> **EXTRACTED INFORMATION**:
§
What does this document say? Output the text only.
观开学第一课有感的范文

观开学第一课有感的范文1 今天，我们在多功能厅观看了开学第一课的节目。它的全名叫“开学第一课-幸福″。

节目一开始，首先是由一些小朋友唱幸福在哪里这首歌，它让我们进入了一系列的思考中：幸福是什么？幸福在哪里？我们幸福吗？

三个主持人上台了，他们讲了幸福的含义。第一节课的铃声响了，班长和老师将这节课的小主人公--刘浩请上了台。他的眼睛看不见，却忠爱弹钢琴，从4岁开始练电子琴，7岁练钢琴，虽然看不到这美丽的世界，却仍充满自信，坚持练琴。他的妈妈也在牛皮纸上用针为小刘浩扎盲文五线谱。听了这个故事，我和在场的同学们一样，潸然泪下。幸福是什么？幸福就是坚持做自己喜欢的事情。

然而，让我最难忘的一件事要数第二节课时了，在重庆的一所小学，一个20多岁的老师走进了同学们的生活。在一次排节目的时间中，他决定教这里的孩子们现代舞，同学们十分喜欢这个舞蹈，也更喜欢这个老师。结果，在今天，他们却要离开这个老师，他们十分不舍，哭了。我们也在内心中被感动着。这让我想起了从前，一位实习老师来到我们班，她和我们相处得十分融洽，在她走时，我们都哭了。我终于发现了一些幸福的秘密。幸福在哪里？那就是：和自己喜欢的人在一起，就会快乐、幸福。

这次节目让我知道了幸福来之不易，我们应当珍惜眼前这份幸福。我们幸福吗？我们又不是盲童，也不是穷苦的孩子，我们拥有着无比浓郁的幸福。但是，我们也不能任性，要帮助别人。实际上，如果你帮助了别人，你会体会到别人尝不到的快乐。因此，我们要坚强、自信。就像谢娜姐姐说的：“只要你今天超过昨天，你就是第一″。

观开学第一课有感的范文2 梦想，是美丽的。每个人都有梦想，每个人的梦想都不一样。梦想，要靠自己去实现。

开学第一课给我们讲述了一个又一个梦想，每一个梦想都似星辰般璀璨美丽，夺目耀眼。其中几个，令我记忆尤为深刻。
§
> **DIRECTION**: Repeat each of the entries above precisely as given.

> **TASK RESPONSE**:
What does this document say? Output the text only.
观开学第一课有感的范文

观开学第一课有感的范文1 今天，我们在多功能厅观看了开学第一课的节目。它的全名叫“开学第一课-幸福″。

节目一开始，首先是由一些小朋友唱幸福在哪里这首歌，它让我们进入了一系列的思考中：幸福是什么？幸福在哪里？我们幸福吗？

三个主持人上台了，他们讲了幸福的含义。第一节课的铃声响了，班长和老师将这节课的小主人公--刘浩请上了台。他的眼睛看不见，却忠爱弹钢琴，从4岁开始练电子琴，7岁练钢琴，虽然看不到这美丽的世界，却仍充满自信，坚持练琴。他的妈妈也在牛皮纸上用针为小刘浩扎盲文五线谱。听了这个故事，我和在场的同学们一样，潸然泪下。幸福是什么？幸福就是坚持做自己喜欢的事情。

然而，让我最难忘的一件事要数第二节课时了，在重庆的一所小学，一个20多岁的老师走进了同学们的生活。在一次排节目的时间中，他决定教这里的孩子们现代舞，同学们十分喜欢这个舞蹈，也更喜欢这个老师。结果，在今天，他们却要离开这个老师，他们十分不舍，哭了。我们也在内心中被感动着。这让我想起了从前，一位实习老师来到我们班，她和我们相处得十分融洽，在她走时，我们都哭了。我终于发现了一些幸福的秘密。幸福在哪里？那就是：和自己喜欢的人在一起，就会快乐、幸福。

这次节目让我知道了幸福来之不易，我们应当珍惜眼前这份幸福。我们幸福吗？我们又不是盲童，也不是穷苦的孩子，我们拥有着无比浓郁的幸福。但是，我们也不能任性，要帮助别人。实际上，如果你帮助了别人，你会体会到别人尝不到的快乐。因此，我们要坚强、自信。就像谢娜姐姐说的：“只要你今天超过昨天，你就是第一″。

观开学第一课有感的范文2 梦想，是美丽的。每个人都有梦想，每个人的梦想都不一样。梦想，要靠自己去实现。

开学第一课给我们讲述了一个又一个梦想，每一个梦想都似星辰般璀璨美丽，夺目耀眼。其中几个，令我记忆尤为深刻。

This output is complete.